== SET EXERCISE ==
Return each line containing "Internacional".

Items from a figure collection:
○ ○ ○ ○ ○

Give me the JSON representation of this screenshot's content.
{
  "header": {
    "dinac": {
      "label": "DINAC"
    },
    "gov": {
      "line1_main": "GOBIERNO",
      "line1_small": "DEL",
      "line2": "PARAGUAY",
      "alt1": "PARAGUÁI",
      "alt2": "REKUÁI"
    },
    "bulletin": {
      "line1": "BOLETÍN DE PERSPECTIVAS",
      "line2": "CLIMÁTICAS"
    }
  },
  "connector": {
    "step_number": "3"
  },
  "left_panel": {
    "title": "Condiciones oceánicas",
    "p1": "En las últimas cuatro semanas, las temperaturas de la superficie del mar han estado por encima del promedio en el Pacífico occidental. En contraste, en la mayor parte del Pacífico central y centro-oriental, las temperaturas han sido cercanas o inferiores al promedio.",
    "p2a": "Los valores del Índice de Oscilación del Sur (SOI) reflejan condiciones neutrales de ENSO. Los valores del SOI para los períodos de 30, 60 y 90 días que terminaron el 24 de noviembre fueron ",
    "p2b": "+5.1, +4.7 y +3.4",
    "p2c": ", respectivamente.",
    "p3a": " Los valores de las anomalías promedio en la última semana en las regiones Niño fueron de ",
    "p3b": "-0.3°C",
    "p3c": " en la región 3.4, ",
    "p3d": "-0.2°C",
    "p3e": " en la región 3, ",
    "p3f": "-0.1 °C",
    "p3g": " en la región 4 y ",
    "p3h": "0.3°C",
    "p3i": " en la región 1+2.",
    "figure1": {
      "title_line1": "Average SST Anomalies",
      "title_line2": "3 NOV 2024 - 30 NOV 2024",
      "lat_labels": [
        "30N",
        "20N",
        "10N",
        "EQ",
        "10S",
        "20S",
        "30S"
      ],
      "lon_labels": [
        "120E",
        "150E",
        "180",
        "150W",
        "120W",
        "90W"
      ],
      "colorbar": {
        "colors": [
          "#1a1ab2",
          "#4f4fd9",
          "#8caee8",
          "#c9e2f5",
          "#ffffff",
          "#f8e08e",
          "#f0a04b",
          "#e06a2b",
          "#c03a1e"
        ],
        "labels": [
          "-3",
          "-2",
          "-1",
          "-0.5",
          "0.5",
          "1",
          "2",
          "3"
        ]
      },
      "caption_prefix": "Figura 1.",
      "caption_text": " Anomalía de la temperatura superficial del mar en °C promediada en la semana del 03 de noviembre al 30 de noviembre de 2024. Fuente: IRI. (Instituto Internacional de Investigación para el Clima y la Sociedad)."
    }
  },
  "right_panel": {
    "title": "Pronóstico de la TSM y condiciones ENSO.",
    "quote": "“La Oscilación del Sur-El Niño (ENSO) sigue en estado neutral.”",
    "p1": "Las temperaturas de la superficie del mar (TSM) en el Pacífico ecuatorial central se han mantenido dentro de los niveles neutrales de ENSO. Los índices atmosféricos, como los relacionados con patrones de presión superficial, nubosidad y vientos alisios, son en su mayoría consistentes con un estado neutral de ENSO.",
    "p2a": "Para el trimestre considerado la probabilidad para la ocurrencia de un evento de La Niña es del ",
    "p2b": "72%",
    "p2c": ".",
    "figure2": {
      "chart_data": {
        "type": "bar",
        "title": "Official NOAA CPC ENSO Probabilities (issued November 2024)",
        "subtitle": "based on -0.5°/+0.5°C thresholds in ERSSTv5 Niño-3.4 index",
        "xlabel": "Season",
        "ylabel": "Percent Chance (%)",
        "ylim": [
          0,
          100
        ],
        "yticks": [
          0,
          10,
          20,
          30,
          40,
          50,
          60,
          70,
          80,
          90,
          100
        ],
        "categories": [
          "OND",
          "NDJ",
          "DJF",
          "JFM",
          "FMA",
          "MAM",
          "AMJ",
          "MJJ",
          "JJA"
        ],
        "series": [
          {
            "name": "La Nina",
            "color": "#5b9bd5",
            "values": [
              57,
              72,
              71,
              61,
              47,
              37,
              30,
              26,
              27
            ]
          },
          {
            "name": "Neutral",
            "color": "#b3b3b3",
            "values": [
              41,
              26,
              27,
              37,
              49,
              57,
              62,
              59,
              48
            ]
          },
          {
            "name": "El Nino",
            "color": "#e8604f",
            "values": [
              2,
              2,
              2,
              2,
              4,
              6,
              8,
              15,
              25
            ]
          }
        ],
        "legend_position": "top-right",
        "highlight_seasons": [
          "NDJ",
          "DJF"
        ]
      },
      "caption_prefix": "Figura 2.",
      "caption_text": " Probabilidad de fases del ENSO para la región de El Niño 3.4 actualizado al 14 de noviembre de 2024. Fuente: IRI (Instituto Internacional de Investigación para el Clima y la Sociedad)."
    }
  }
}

○ ○ ○ ○ ○

== WRITTEN SOLUTION ==
      "caption_text": " Anomalía de la temperatura superficial del mar en °C promediada en la semana del 03 de noviembre al 30 de noviembre de 2024. Fuente: IRI. (Instituto Internacional de Investigación para el Clima y la Sociedad)."
      "caption_text": " Probabilidad de fases del ENSO para la región de El Niño 3.4 actualizado al 14 de noviembre de 2024. Fuente: IRI (Instituto Internacional de Investigación para el Clima y la Sociedad)."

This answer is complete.